Work instructions ::
Restate the whole listing exactly.

Data rows ::
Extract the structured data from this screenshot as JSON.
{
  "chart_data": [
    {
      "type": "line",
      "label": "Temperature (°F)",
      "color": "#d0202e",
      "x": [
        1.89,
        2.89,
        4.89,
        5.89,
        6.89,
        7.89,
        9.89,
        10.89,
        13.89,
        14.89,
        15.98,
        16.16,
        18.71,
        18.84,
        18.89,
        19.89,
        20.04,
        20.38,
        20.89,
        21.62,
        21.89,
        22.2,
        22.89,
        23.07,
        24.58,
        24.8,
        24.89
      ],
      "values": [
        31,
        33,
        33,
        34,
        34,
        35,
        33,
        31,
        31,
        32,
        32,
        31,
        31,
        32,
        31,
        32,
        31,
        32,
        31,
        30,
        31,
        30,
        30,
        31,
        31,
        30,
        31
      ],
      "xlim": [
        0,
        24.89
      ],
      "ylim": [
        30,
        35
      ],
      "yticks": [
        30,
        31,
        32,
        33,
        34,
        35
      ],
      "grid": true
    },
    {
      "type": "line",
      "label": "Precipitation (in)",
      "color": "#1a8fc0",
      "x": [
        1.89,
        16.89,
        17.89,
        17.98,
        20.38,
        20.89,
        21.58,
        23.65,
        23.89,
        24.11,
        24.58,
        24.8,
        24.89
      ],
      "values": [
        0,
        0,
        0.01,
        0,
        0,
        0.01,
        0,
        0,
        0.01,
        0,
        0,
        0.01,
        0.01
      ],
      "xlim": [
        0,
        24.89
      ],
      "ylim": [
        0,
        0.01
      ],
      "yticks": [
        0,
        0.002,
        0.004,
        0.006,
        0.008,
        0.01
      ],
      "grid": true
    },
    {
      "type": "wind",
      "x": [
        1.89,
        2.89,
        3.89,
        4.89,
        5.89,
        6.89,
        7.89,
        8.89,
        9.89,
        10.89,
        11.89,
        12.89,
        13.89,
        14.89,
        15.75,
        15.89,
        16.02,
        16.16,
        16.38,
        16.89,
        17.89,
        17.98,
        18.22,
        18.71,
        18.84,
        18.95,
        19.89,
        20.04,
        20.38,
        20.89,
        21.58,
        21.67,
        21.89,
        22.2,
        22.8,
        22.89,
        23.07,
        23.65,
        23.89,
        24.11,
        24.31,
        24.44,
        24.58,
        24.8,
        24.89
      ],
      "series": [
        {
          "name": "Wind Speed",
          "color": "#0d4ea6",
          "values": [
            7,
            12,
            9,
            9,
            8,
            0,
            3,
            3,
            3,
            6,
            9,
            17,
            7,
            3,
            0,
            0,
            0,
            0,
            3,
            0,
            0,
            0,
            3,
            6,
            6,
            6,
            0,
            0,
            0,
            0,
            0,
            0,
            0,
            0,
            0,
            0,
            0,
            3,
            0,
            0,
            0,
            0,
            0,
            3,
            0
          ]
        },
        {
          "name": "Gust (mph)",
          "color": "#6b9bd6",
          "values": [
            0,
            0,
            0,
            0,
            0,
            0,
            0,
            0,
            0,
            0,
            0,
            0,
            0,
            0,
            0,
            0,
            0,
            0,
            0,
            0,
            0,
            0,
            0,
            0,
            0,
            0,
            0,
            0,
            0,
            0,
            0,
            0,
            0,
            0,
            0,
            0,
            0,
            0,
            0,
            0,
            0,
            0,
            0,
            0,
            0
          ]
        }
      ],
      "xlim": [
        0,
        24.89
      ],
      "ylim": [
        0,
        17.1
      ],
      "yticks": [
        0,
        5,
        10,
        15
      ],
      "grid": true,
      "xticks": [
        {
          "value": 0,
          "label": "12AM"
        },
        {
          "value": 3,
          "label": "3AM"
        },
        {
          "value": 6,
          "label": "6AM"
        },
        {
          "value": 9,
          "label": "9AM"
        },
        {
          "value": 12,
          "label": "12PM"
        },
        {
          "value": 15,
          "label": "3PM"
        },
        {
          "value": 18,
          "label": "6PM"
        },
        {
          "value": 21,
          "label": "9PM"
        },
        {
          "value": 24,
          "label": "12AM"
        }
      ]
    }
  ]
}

Exercise output ::
Extract the structured data from this screenshot as JSON.
{
  "chart_data": [
    {
      "type": "line",
      "label": "Temperature (°F)",
      "color": "#d0202e",
      "x": [
        1.89,
        2.89,
        4.89,
        5.89,
        6.89,
        7.89,
        9.89,
        10.89,
        13.89,
        14.89,
        15.98,
        16.16,
        18.71,
        18.84,
        18.89,
        19.89,
        20.04,
        20.38,
        20.89,
        21.62,
        21.89,
        22.2,
        22.89,
        23.07,
        24.58,
        24.8,
        24.89
      ],
      "values": [
        31,
        33,
        33,
        34,
        34,
        35,
        33,
        31,
        31,
        32,
        32,
        31,
        31,
        32,
        31,
        32,
        31,
        32,
        31,
        30,
        31,
        30,
        30,
        31,
        31,
        30,
        31
      ],
      "xlim": [
        0,
        24.89
      ],
      "ylim": [
        30,
        35
      ],
      "yticks": [
        30,
        31,
        32,
        33,
        34,
        35
      ],
      "grid": true
    },
    {
      "type": "line",
      "label": "Precipitation (in)",
      "color": "#1a8fc0",
      "x": [
        1.89,
        16.89,
        17.89,
        17.98,
        20.38,
        20.89,
        21.58,
        23.65,
        23.89,
        24.11,
        24.58,
        24.8,
        24.89
      ],
      "values": [
        0,
        0,
        0.01,
        0,
        0,
        0.01,
        0,
        0,
        0.01,
        0,
        0,
        0.01,
        0.01
      ],
      "xlim": [
        0,
        24.89
      ],
      "ylim": [
        0,
        0.01
      ],
      "yticks": [
        0,
        0.002,
        0.004,
        0.006,
        0.008,
        0.01
      ],
      "grid": true
    },
    {
      "type": "wind",
      "x": [
        1.89,
        2.89,
        3.89,
        4.89,
        5.89,
        6.89,
        7.89,
        8.89,
        9.89,
        10.89,
        11.89,
        12.89,
        13.89,
        14.89,
        15.75,
        15.89,
        16.02,
        16.16,
        16.38,
        16.89,
        17.89,
        17.98,
        18.22,
        18.71,
        18.84,
        18.95,
        19.89,
        20.04,
        20.38,
        20.89,
        21.58,
        21.67,
        21.89,
        22.2,
        22.8,
        22.89,
        23.07,
        23.65,
        23.89,
        24.11,
        24.31,
        24.44,
        24.58,
        24.8,
        24.89
      ],
      "series": [
        {
          "name": "Wind Speed",
          "color": "#0d4ea6",
          "values": [
            7,
            12,
            9,
            9,
            8,
            0,
            3,
            3,
            3,
            6,
            9,
            17,
            7,
            3,
            0,
            0,
            0,
            0,
            3,
            0,
            0,
            0,
            3,
            6,
            6,
            6,
            0,
            0,
            0,
            0,
            0,
            0,
            0,
            0,
            0,
            0,
            0,
            3,
            0,
            0,
            0,
            0,
            0,
            3,
            0
          ]
        },
        {
          "name": "Gust (mph)",
          "color": "#6b9bd6",
          "values": [
            0,
            0,
            0,
            0,
            0,
            0,
            0,
            0,
            0,
            0,
            0,
            0,
            0,
            0,
            0,
            0,
            0,
            0,
            0,
            0,
            0,
            0,
            0,
            0,
            0,
            0,
            0,
            0,
            0,
            0,
            0,
            0,
            0,
            0,
            0,
            0,
            0,
            0,
            0,
            0,
            0,
            0,
            0,
            0,
            0
          ]
        }
      ],
      "xlim": [
        0,
        24.89
      ],
      "ylim": [
        0,
        17.1
      ],
      "yticks": [
        0,
        5,
        10,
        15
      ],
      "grid": true,
      "xticks": [
        {
          "value": 0,
          "label": "12AM"
        },
        {
          "value": 3,
          "label": "3AM"
        },
        {
          "value": 6,
          "label": "6AM"
        },
        {
          "value": 9,
          "label": "9AM"
        },
        {
          "value": 12,
          "label": "12PM"
        },
        {
          "value": 15,
          "label": "3PM"
        },
        {
          "value": 18,
          "label": "6PM"
        },
        {
          "value": 21,
          "label": "9PM"
        },
        {
          "value": 24,
          "label": "12AM"
        }
      ]
    }
  ]
}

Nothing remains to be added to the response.